Aim of the exercise – Type out every line below exactly as it reads.

Data entries –
====

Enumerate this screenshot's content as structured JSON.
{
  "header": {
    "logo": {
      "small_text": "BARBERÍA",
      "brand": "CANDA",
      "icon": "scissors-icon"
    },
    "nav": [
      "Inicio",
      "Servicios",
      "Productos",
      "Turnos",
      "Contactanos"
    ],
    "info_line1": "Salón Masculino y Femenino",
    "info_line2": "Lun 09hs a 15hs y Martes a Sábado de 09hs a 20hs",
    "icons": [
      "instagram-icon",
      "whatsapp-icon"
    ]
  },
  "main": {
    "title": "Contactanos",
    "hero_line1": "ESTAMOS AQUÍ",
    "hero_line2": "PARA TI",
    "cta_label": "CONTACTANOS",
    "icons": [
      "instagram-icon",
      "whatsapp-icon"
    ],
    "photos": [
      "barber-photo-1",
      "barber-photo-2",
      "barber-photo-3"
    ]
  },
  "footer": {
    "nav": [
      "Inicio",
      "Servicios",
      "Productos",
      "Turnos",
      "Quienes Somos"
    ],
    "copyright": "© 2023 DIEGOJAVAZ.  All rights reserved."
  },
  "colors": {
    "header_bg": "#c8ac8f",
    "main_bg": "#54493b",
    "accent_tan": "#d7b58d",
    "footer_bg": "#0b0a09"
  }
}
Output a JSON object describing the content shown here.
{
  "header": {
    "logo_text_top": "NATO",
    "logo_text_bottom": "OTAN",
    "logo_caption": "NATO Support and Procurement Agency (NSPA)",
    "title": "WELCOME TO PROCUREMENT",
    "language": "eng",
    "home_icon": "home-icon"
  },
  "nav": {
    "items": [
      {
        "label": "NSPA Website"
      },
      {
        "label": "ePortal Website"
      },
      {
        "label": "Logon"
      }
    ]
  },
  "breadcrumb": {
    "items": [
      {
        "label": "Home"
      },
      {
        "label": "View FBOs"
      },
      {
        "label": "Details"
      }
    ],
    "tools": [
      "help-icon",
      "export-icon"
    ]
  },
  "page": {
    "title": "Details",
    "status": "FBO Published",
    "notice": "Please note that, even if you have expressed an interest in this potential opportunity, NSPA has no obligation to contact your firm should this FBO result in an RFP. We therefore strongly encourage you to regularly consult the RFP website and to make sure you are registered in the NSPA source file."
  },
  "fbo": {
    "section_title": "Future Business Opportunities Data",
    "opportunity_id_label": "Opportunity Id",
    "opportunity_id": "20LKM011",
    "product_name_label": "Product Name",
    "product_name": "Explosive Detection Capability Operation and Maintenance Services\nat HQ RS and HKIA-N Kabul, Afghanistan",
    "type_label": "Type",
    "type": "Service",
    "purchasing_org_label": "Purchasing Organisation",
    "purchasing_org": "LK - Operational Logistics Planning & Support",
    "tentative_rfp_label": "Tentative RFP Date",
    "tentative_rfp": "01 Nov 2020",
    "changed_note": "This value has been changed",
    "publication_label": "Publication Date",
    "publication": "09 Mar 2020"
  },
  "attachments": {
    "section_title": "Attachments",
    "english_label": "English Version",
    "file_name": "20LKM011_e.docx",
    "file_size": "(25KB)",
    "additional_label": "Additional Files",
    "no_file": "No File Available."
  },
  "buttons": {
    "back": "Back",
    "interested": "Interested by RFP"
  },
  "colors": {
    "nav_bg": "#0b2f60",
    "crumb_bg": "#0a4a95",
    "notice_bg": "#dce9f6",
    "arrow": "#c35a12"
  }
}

====

The reply –
Enumerate this screenshot's content as structured JSON.
{
  "header": {
    "logo": {
      "small_text": "BARBERÍA",
      "brand": "CANDA",
      "icon": "scissors-icon"
    },
    "nav": [
      "Inicio",
      "Servicios",
      "Productos",
      "Turnos",
      "Contactanos"
    ],
    "info_line1": "Salón Masculino y Femenino",
    "info_line2": "Lun 09hs a 15hs y Martes a Sábado de 09hs a 20hs",
    "icons": [
      "instagram-icon",
      "whatsapp-icon"
    ]
  },
  "main": {
    "title": "Contactanos",
    "hero_line1": "ESTAMOS AQUÍ",
    "hero_line2": "PARA TI",
    "cta_label": "CONTACTANOS",
    "icons": [
      "instagram-icon",
      "whatsapp-icon"
    ],
    "photos": [
      "barber-photo-1",
      "barber-photo-2",
      "barber-photo-3"
    ]
  },
  "footer": {
    "nav": [
      "Inicio",
      "Servicios",
      "Productos",
      "Turnos",
      "Quienes Somos"
    ],
    "copyright": "© 2023 DIEGOJAVAZ.  All rights reserved."
  },
  "colors": {
    "header_bg": "#c8ac8f",
    "main_bg": "#54493b",
    "accent_tan": "#d7b58d",
    "footer_bg": "#0b0a09"
  }
}
Output a JSON object describing the content shown here.
{
  "header": {
    "logo_text_top": "NATO",
    "logo_text_bottom": "OTAN",
    "logo_caption": "NATO Support and Procurement Agency (NSPA)",
    "title": "WELCOME TO PROCUREMENT",
    "language": "eng",
    "home_icon": "home-icon"
  },
  "nav": {
    "items": [
      {
        "label": "NSPA Website"
      },
      {
        "label": "ePortal Website"
      },
      {
        "label": "Logon"
      }
    ]
  },
  "breadcrumb": {
    "items": [
      {
        "label": "Home"
      },
      {
        "label": "View FBOs"
      },
      {
        "label": "Details"
      }
    ],
    "tools": [
      "help-icon",
      "export-icon"
    ]
  },
  "page": {
    "title": "Details",
    "status": "FBO Published",
    "notice": "Please note that, even if you have expressed an interest in this potential opportunity, NSPA has no obligation to contact your firm should this FBO result in an RFP. We therefore strongly encourage you to regularly consult the RFP website and to make sure you are registered in the NSPA source file."
  },
  "fbo": {
    "section_title": "Future Business Opportunities Data",
    "opportunity_id_label": "Opportunity Id",
    "opportunity_id": "20LKM011",
    "product_name_label": "Product Name",
    "product_name": "Explosive Detection Capability Operation and Maintenance Services\nat HQ RS and HKIA-N Kabul, Afghanistan",
    "type_label": "Type",
    "type": "Service",
    "purchasing_org_label": "Purchasing Organisation",
    "purchasing_org": "LK - Operational Logistics Planning & Support",
    "tentative_rfp_label": "Tentative RFP Date",
    "tentative_rfp": "01 Nov 2020",
    "changed_note": "This value has been changed",
    "publication_label": "Publication Date",
    "publication": "09 Mar 2020"
  },
  "attachments": {
    "section_title": "Attachments",
    "english_label": "English Version",
    "file_name": "20LKM011_e.docx",
    "file_size": "(25KB)",
    "additional_label": "Additional Files",
    "no_file": "No File Available."
  },
  "buttons": {
    "back": "Back",
    "interested": "Interested by RFP"
  },
  "colors": {
    "nav_bg": "#0b2f60",
    "crumb_bg": "#0a4a95",
    "notice_bg": "#dce9f6",
    "arrow": "#c35a12"
  }
}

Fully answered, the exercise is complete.